**Exercise material:**
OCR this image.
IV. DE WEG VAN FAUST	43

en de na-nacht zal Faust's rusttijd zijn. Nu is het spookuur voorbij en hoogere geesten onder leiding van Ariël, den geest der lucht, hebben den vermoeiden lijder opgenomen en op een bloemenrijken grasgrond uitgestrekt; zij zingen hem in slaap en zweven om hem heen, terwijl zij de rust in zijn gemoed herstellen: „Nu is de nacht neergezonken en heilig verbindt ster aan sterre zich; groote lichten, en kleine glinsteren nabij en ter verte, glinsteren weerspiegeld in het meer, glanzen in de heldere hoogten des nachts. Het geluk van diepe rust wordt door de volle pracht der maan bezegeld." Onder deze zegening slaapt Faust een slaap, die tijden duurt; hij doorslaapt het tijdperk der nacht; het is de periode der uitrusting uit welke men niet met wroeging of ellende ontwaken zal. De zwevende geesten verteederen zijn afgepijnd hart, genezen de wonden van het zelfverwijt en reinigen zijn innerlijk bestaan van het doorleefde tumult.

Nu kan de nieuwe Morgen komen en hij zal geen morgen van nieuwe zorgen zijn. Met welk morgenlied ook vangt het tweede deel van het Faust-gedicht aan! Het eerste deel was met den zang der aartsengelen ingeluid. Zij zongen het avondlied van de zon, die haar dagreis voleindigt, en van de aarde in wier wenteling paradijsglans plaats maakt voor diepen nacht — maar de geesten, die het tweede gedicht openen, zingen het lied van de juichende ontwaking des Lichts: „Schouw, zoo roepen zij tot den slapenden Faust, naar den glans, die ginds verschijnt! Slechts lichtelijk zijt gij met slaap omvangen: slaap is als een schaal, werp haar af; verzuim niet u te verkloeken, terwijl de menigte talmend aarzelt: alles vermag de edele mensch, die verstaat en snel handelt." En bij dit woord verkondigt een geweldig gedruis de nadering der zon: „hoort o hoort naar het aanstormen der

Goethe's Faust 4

**Problem description:** The expected response reproduces all of the data precisely.

**Answer to this task:**
OCR this image.
IV. DE WEG VAN FAUST	43

en de na-nacht zal Faust's rusttijd zijn. Nu is het spookuur voorbij en hoogere geesten onder leiding van Ariël, den geest der lucht, hebben den vermoeiden lijder opgenomen en op een bloemenrijken grasgrond uitgestrekt; zij zingen hem in slaap en zweven om hem heen, terwijl zij de rust in zijn gemoed herstellen: „Nu is de nacht neergezonken en heilig verbindt ster aan sterre zich; groote lichten, en kleine glinsteren nabij en ter verte, glinsteren weerspiegeld in het meer, glanzen in de heldere hoogten des nachts. Het geluk van diepe rust wordt door de volle pracht der maan bezegeld." Onder deze zegening slaapt Faust een slaap, die tijden duurt; hij doorslaapt het tijdperk der nacht; het is de periode der uitrusting uit welke men niet met wroeging of ellende ontwaken zal. De zwevende geesten verteederen zijn afgepijnd hart, genezen de wonden van het zelfverwijt en reinigen zijn innerlijk bestaan van het doorleefde tumult.

Nu kan de nieuwe Morgen komen en hij zal geen morgen van nieuwe zorgen zijn. Met welk morgenlied ook vangt het tweede deel van het Faust-gedicht aan! Het eerste deel was met den zang der aartsengelen ingeluid. Zij zongen het avondlied van de zon, die haar dagreis voleindigt, en van de aarde in wier wenteling paradijsglans plaats maakt voor diepen nacht — maar de geesten, die het tweede gedicht openen, zingen het lied van de juichende ontwaking des Lichts: „Schouw, zoo roepen zij tot den slapenden Faust, naar den glans, die ginds verschijnt! Slechts lichtelijk zijt gij met slaap omvangen: slaap is als een schaal, werp haar af; verzuim niet u te verkloeken, terwijl de menigte talmend aarzelt: alles vermag de edele mensch, die verstaat en snel handelt." En bij dit woord verkondigt een geweldig gedruis de nadering der zon: „hoort o hoort naar het aanstormen der

Goethe's Faust 4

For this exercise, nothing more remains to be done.